_Problem description_
Could you write out the records below exactly as they appear?

[Begin Data lines]

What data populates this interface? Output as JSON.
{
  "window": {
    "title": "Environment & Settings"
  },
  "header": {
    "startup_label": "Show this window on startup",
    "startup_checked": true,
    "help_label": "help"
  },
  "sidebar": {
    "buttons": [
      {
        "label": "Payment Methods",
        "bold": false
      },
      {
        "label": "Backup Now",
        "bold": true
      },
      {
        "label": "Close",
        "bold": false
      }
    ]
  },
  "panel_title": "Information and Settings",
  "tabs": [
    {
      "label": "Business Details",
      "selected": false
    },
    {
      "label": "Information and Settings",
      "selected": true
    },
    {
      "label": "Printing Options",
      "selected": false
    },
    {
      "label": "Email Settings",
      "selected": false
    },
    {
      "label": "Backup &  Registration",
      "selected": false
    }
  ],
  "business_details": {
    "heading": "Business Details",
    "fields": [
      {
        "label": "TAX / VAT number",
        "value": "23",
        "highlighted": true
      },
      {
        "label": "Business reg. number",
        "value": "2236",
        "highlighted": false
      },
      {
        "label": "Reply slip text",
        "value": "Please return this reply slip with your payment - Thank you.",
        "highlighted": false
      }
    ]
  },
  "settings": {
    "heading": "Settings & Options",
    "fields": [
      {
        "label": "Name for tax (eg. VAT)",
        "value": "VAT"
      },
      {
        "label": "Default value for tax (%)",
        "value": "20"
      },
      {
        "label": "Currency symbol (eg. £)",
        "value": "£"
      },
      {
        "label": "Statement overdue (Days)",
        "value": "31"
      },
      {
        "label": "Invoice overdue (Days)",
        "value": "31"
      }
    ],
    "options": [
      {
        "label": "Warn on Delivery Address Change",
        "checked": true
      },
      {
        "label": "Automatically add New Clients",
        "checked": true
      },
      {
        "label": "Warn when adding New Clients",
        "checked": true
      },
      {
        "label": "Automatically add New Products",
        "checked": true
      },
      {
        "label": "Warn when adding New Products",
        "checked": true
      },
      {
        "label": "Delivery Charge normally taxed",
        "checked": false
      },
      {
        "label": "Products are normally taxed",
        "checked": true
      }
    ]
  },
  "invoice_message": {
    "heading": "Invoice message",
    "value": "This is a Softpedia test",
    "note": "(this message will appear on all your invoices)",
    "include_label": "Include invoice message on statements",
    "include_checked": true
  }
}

[End Data lines]

_Result of this task_
What data populates this interface? Output as JSON.
{
  "window": {
    "title": "Environment & Settings"
  },
  "header": {
    "startup_label": "Show this window on startup",
    "startup_checked": true,
    "help_label": "help"
  },
  "sidebar": {
    "buttons": [
      {
        "label": "Payment Methods",
        "bold": false
      },
      {
        "label": "Backup Now",
        "bold": true
      },
      {
        "label": "Close",
        "bold": false
      }
    ]
  },
  "panel_title": "Information and Settings",
  "tabs": [
    {
      "label": "Business Details",
      "selected": false
    },
    {
      "label": "Information and Settings",
      "selected": true
    },
    {
      "label": "Printing Options",
      "selected": false
    },
    {
      "label": "Email Settings",
      "selected": false
    },
    {
      "label": "Backup &  Registration",
      "selected": false
    }
  ],
  "business_details": {
    "heading": "Business Details",
    "fields": [
      {
        "label": "TAX / VAT number",
        "value": "23",
        "highlighted": true
      },
      {
        "label": "Business reg. number",
        "value": "2236",
        "highlighted": false
      },
      {
        "label": "Reply slip text",
        "value": "Please return this reply slip with your payment - Thank you.",
        "highlighted": false
      }
    ]
  },
  "settings": {
    "heading": "Settings & Options",
    "fields": [
      {
        "label": "Name for tax (eg. VAT)",
        "value": "VAT"
      },
      {
        "label": "Default value for tax (%)",
        "value": "20"
      },
      {
        "label": "Currency symbol (eg. £)",
        "value": "£"
      },
      {
        "label": "Statement overdue (Days)",
        "value": "31"
      },
      {
        "label": "Invoice overdue (Days)",
        "value": "31"
      }
    ],
    "options": [
      {
        "label": "Warn on Delivery Address Change",
        "checked": true
      },
      {
        "label": "Automatically add New Clients",
        "checked": true
      },
      {
        "label": "Warn when adding New Clients",
        "checked": true
      },
      {
        "label": "Automatically add New Products",
        "checked": true
      },
      {
        "label": "Warn when adding New Products",
        "checked": true
      },
      {
        "label": "Delivery Charge normally taxed",
        "checked": false
      },
      {
        "label": "Products are normally taxed",
        "checked": true
      }
    ]
  },
  "invoice_message": {
    "heading": "Invoice message",
    "value": "This is a Softpedia test",
    "note": "(this message will appear on all your invoices)",
    "include_label": "Include invoice message on statements",
    "include_checked": true
  }
}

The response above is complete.